Dataset excerpt
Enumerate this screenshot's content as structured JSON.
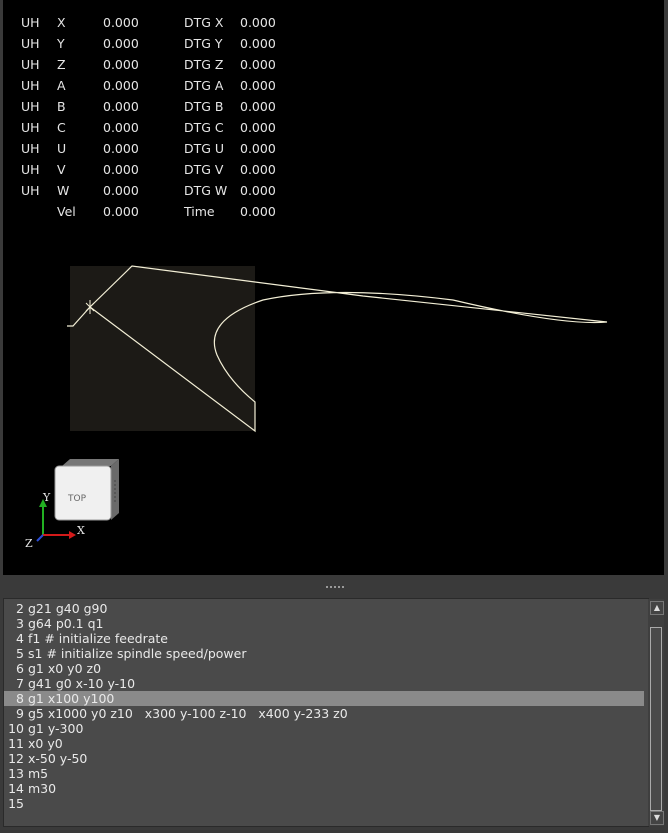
{
  "dro": {
    "rows": [
      {
        "homed": "UH",
        "axis": "X",
        "pos": "0.000",
        "dtg_label": "DTG X",
        "dtg": "0.000"
      },
      {
        "homed": "UH",
        "axis": "Y",
        "pos": "0.000",
        "dtg_label": "DTG Y",
        "dtg": "0.000"
      },
      {
        "homed": "UH",
        "axis": "Z",
        "pos": "0.000",
        "dtg_label": "DTG Z",
        "dtg": "0.000"
      },
      {
        "homed": "UH",
        "axis": "A",
        "pos": "0.000",
        "dtg_label": "DTG A",
        "dtg": "0.000"
      },
      {
        "homed": "UH",
        "axis": "B",
        "pos": "0.000",
        "dtg_label": "DTG B",
        "dtg": "0.000"
      },
      {
        "homed": "UH",
        "axis": "C",
        "pos": "0.000",
        "dtg_label": "DTG C",
        "dtg": "0.000"
      },
      {
        "homed": "UH",
        "axis": "U",
        "pos": "0.000",
        "dtg_label": "DTG U",
        "dtg": "0.000"
      },
      {
        "homed": "UH",
        "axis": "V",
        "pos": "0.000",
        "dtg_label": "DTG V",
        "dtg": "0.000"
      },
      {
        "homed": "UH",
        "axis": "W",
        "pos": "0.000",
        "dtg_label": "DTG W",
        "dtg": "0.000"
      }
    ],
    "vel_label": "Vel",
    "vel": "0.000",
    "time_label": "Time",
    "time": "0.000"
  },
  "view": {
    "cube_label": "TOP",
    "axis_x": "X",
    "axis_y": "Y",
    "axis_z": "Z",
    "colors": {
      "background": "#000000",
      "extents_box": "#1c1a16",
      "toolpath": "#f3efd6",
      "axis_x": "#d41a1a",
      "axis_y": "#22b022",
      "axis_z": "#2a4cd4"
    }
  },
  "gcode": {
    "current_line": 8,
    "lines": [
      {
        "n": "2",
        "text": "g21 g40 g90"
      },
      {
        "n": "3",
        "text": "g64 p0.1 q1"
      },
      {
        "n": "4",
        "text": "f1 # initialize feedrate"
      },
      {
        "n": "5",
        "text": "s1 # initialize spindle speed/power"
      },
      {
        "n": "6",
        "text": "g1 x0 y0 z0"
      },
      {
        "n": "7",
        "text": "g41 g0 x-10 y-10"
      },
      {
        "n": "8",
        "text": "g1 x100 y100"
      },
      {
        "n": "9",
        "text": "g5 x1000 y0 z10   x300 y-100 z-10   x400 y-233 z0"
      },
      {
        "n": "10",
        "text": "g1 y-300"
      },
      {
        "n": "11",
        "text": "x0 y0"
      },
      {
        "n": "12",
        "text": "x-50 y-50"
      },
      {
        "n": "13",
        "text": "m5"
      },
      {
        "n": "14",
        "text": "m30"
      },
      {
        "n": "15",
        "text": ""
      }
    ]
  }
}
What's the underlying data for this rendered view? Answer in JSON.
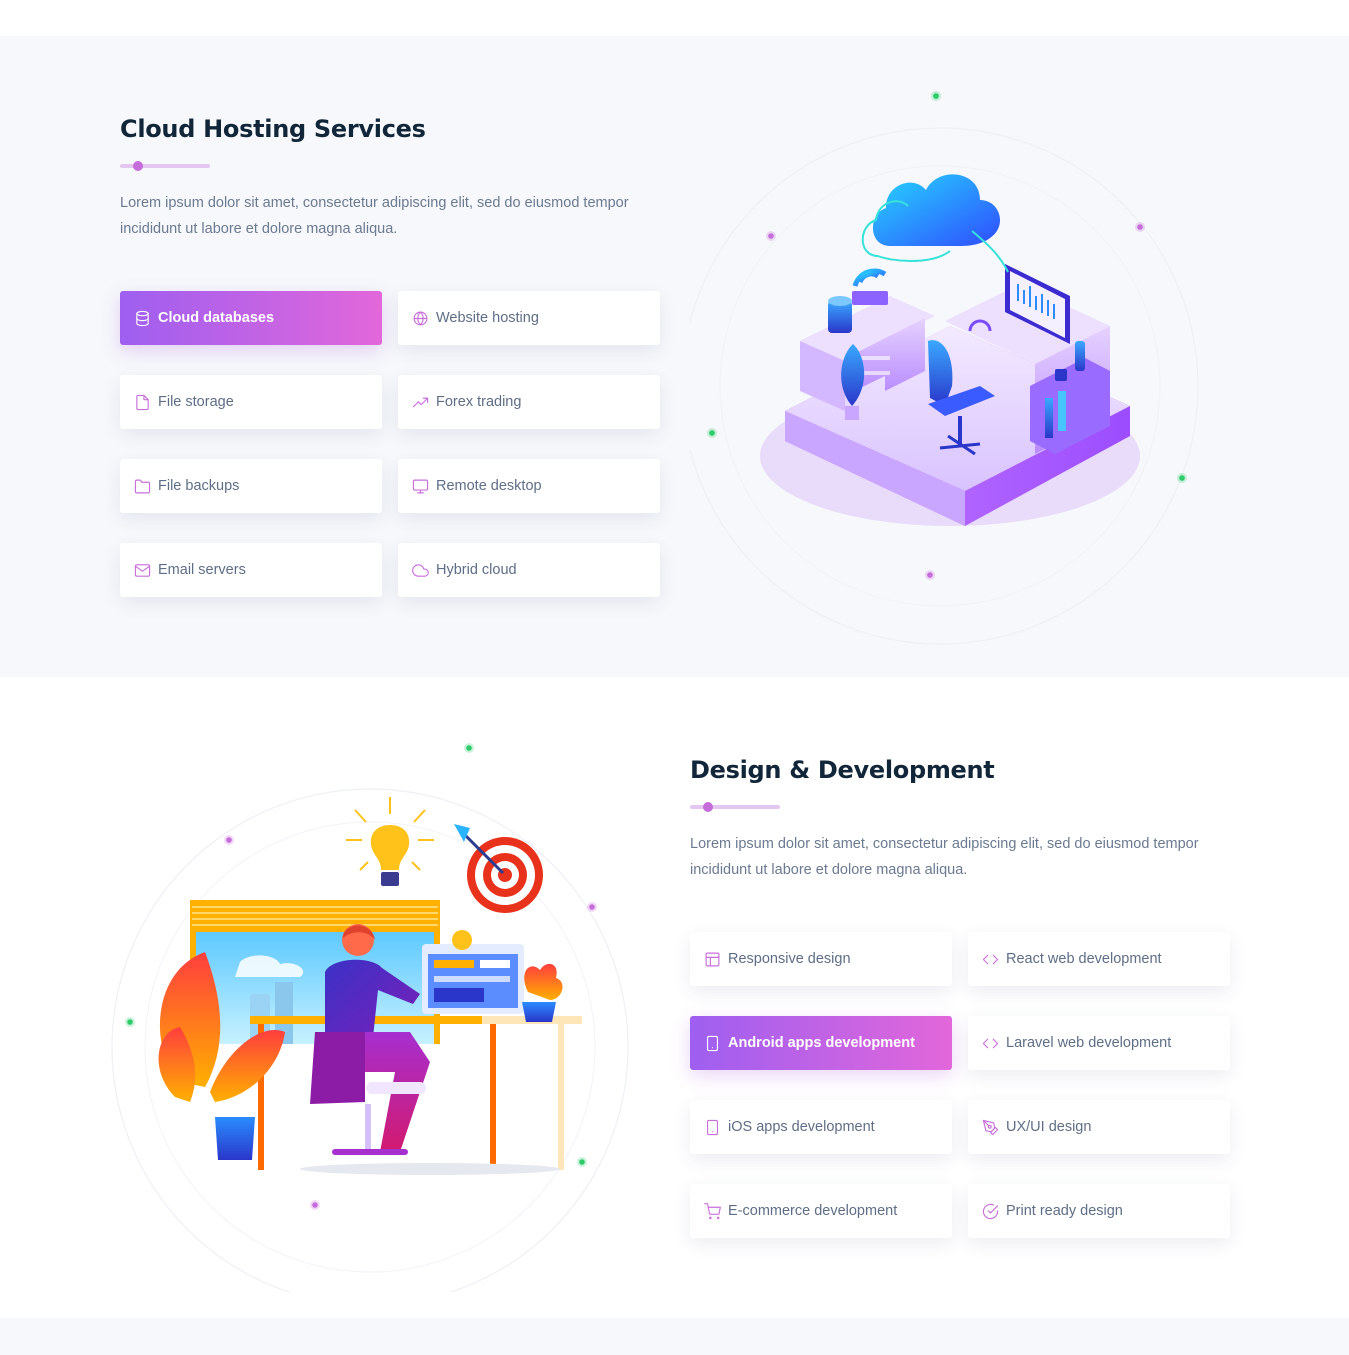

§ **Task objective**
All of the entries above should be copied exactly, except for the pictures.

§ **Result**
Enumerate this screenshot's content as structured JSON.
{
  "dro": {
    "rows": [
      {
        "homed": "UH",
        "axis": "X",
        "pos": "0.000",
        "dtg_label": "DTG X",
        "dtg": "0.000"
      },
      {
        "homed": "UH",
        "axis": "Y",
        "pos": "0.000",
        "dtg_label": "DTG Y",
        "dtg": "0.000"
      },
      {
        "homed": "UH",
        "axis": "Z",
        "pos": "0.000",
        "dtg_label": "DTG Z",
        "dtg": "0.000"
      },
      {
        "homed": "UH",
        "axis": "A",
        "pos": "0.000",
        "dtg_label": "DTG A",
        "dtg": "0.000"
      },
      {
        "homed": "UH",
        "axis": "B",
        "pos": "0.000",
        "dtg_label": "DTG B",
        "dtg": "0.000"
      },
      {
        "homed": "UH",
        "axis": "C",
        "pos": "0.000",
        "dtg_label": "DTG C",
        "dtg": "0.000"
      },
      {
        "homed": "UH",
        "axis": "U",
        "pos": "0.000",
        "dtg_label": "DTG U",
        "dtg": "0.000"
      },
      {
        "homed": "UH",
        "axis": "V",
        "pos": "0.000",
        "dtg_label": "DTG V",
        "dtg": "0.000"
      },
      {
        "homed": "UH",
        "axis": "W",
        "pos": "0.000",
        "dtg_label": "DTG W",
        "dtg": "0.000"
      }
    ],
    "vel_label": "Vel",
    "vel": "0.000",
    "time_label": "Time",
    "time": "0.000"
  },
  "view": {
    "cube_label": "TOP",
    "axis_x": "X",
    "axis_y": "Y",
    "axis_z": "Z",
    "colors": {
      "background": "#000000",
      "extents_box": "#1c1a16",
      "toolpath": "#f3efd6",
      "axis_x": "#d41a1a",
      "axis_y": "#22b022",
      "axis_z": "#2a4cd4"
    }
  },
  "gcode": {
    "current_line": 8,
    "lines": [
      {
        "n": "2",
        "text": "g21 g40 g90"
      },
      {
        "n": "3",
        "text": "g64 p0.1 q1"
      },
      {
        "n": "4",
        "text": "f1 # initialize feedrate"
      },
      {
        "n": "5",
        "text": "s1 # initialize spindle speed/power"
      },
      {
        "n": "6",
        "text": "g1 x0 y0 z0"
      },
      {
        "n": "7",
        "text": "g41 g0 x-10 y-10"
      },
      {
        "n": "8",
        "text": "g1 x100 y100"
      },
      {
        "n": "9",
        "text": "g5 x1000 y0 z10   x300 y-100 z-10   x400 y-233 z0"
      },
      {
        "n": "10",
        "text": "g1 y-300"
      },
      {
        "n": "11",
        "text": "x0 y0"
      },
      {
        "n": "12",
        "text": "x-50 y-50"
      },
      {
        "n": "13",
        "text": "m5"
      },
      {
        "n": "14",
        "text": "m30"
      },
      {
        "n": "15",
        "text": ""
      }
    ]
  }
}
What's the underlying data for this rendered view? Answer in JSON.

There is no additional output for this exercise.